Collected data
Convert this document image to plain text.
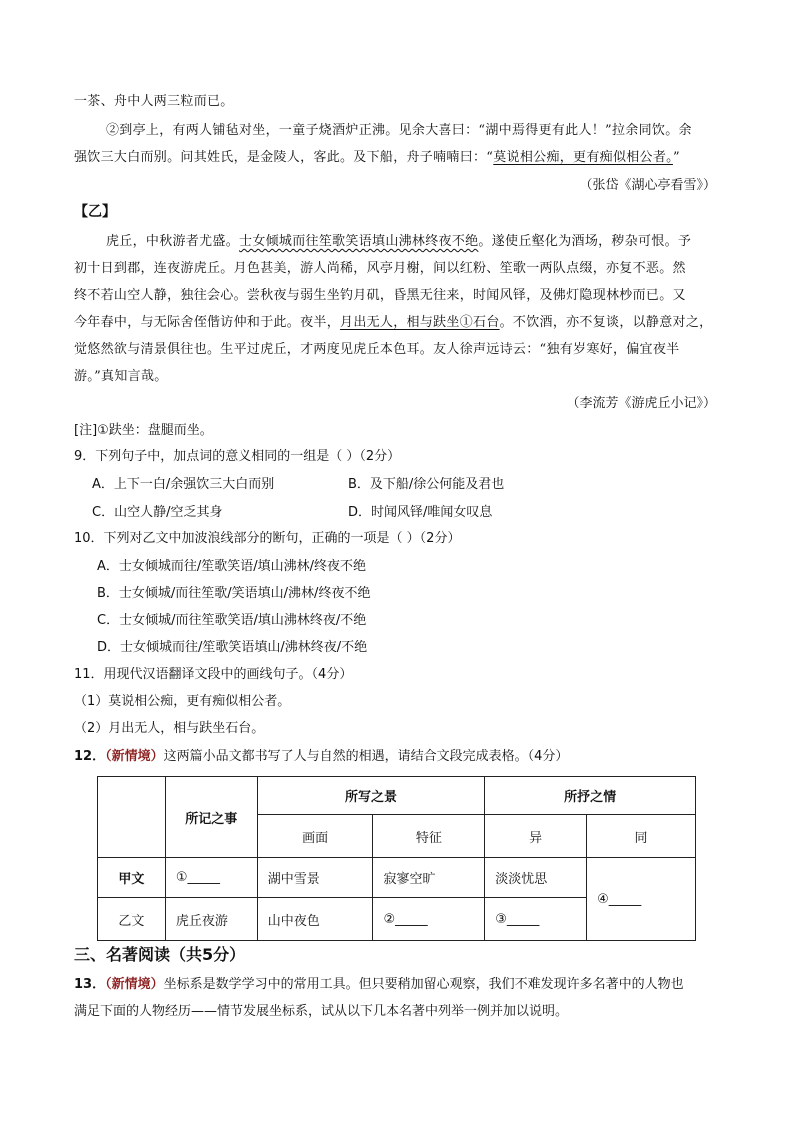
一茶、舟中人两三粒而已。
②到亭上，有两人铺毡对坐，一童子烧酒炉正沸。见余大喜曰：“湖中焉得更有此人！”拉余同饮。余
强饮三大白而别。问其姓氏，是金陵人，客此。及下船，舟子喃喃曰：“莫说相公痴，更有痴似相公者。”
（张岱《湖心亭看雪》）
【乙】
虎丘，中秋游者尤盛。士女倾城而往笙歌笑语填山沸林终夜不绝。遂使丘壑化为酒场，秽杂可恨。予
初十日到郡，连夜游虎丘。月色甚美，游人尚稀，风亭月榭，间以红粉、笙歌一两队点缀，亦复不恶。然
终不若山空人静，独往会心。尝秋夜与弱生坐钓月矶，昏黑无往来，时闻风铎，及佛灯隐现林杪而已。又
今年春中，与无际舍侄偕访仲和于此。夜半，月出无人，相与趺坐①石台。不饮酒，亦不复谈，以静意对之，
觉悠然欲与清景俱往也。生平过虎丘，才两度见虎丘本色耳。友人徐声远诗云：“独有岁寒好，偏宜夜半
游。”真知言哉。
（李流芳《游虎丘小记》）
[注]①趺坐：盘腿而坐。
9．下列句子中，加点词的意义相同的一组是（ ）（2分）
A．上下一白/余强饮三大白而别	B．及下船/徐公何能及君也
C．山空人静/空乏其身	D．时闻风铎/唯闻女叹息
10．下列对乙文中加波浪线部分的断句，正确的一项是（ ）（2分）
A．士女倾城而往/笙歌笑语/填山沸林/终夜不绝
B．士女倾城/而往笙歌/笑语填山/沸林/终夜不绝
C．士女倾城/而往笙歌笑语/填山沸林终夜/不绝
D．士女倾城而往/笙歌笑语填山/沸林终夜/不绝
11．用现代汉语翻译文段中的画线句子。（4分）
（1）莫说相公痴，更有痴似相公者。
（2）月出无人，相与趺坐石台。
12．（新情境）这两篇小品文都书写了人与自然的相遇，请结合文段完成表格。（4分）
	所记之事	所写之景		所抒之情	
		画面	特征	异	同
甲文	①_____	湖中雪景	寂寥空旷	淡淡忧思	④_____
乙文	虎丘夜游	山中夜色	②_____	③_____	
三、名著阅读（共5分）
13．（新情境）坐标系是数学学习中的常用工具。但只要稍加留心观察，我们不难发现许多名著中的人物也
满足下面的人物经历——情节发展坐标系，试从以下几本名著中列举一例并加以说明。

* Exercise details *
Set down every entry word for word, but omit the pictures.

* Written answer *
Convert this document image to plain text.
一茶、舟中人两三粒而已。
②到亭上，有两人铺毡对坐，一童子烧酒炉正沸。见余大喜曰：“湖中焉得更有此人！”拉余同饮。余
强饮三大白而别。问其姓氏，是金陵人，客此。及下船，舟子喃喃曰：“莫说相公痴，更有痴似相公者。”
（张岱《湖心亭看雪》）
【乙】
虎丘，中秋游者尤盛。士女倾城而往笙歌笑语填山沸林终夜不绝。遂使丘壑化为酒场，秽杂可恨。予
初十日到郡，连夜游虎丘。月色甚美，游人尚稀，风亭月榭，间以红粉、笙歌一两队点缀，亦复不恶。然
终不若山空人静，独往会心。尝秋夜与弱生坐钓月矶，昏黑无往来，时闻风铎，及佛灯隐现林杪而已。又
今年春中，与无际舍侄偕访仲和于此。夜半，月出无人，相与趺坐①石台。不饮酒，亦不复谈，以静意对之，
觉悠然欲与清景俱往也。生平过虎丘，才两度见虎丘本色耳。友人徐声远诗云：“独有岁寒好，偏宜夜半
游。”真知言哉。
（李流芳《游虎丘小记》）
[注]①趺坐：盘腿而坐。
9．下列句子中，加点词的意义相同的一组是（ ）（2分）
A．上下一白/余强饮三大白而别	B．及下船/徐公何能及君也
C．山空人静/空乏其身	D．时闻风铎/唯闻女叹息
10．下列对乙文中加波浪线部分的断句，正确的一项是（ ）（2分）
A．士女倾城而往/笙歌笑语/填山沸林/终夜不绝
B．士女倾城/而往笙歌/笑语填山/沸林/终夜不绝
C．士女倾城/而往笙歌笑语/填山沸林终夜/不绝
D．士女倾城而往/笙歌笑语填山/沸林终夜/不绝
11．用现代汉语翻译文段中的画线句子。（4分）
（1）莫说相公痴，更有痴似相公者。
（2）月出无人，相与趺坐石台。
12．（新情境）这两篇小品文都书写了人与自然的相遇，请结合文段完成表格。（4分）
	所记之事	所写之景		所抒之情	
		画面	特征	异	同
甲文	①_____	湖中雪景	寂寥空旷	淡淡忧思	④_____
乙文	虎丘夜游	山中夜色	②_____	③_____	
三、名著阅读（共5分）
13．（新情境）坐标系是数学学习中的常用工具。但只要稍加留心观察，我们不难发现许多名著中的人物也
满足下面的人物经历——情节发展坐标系，试从以下几本名著中列举一例并加以说明。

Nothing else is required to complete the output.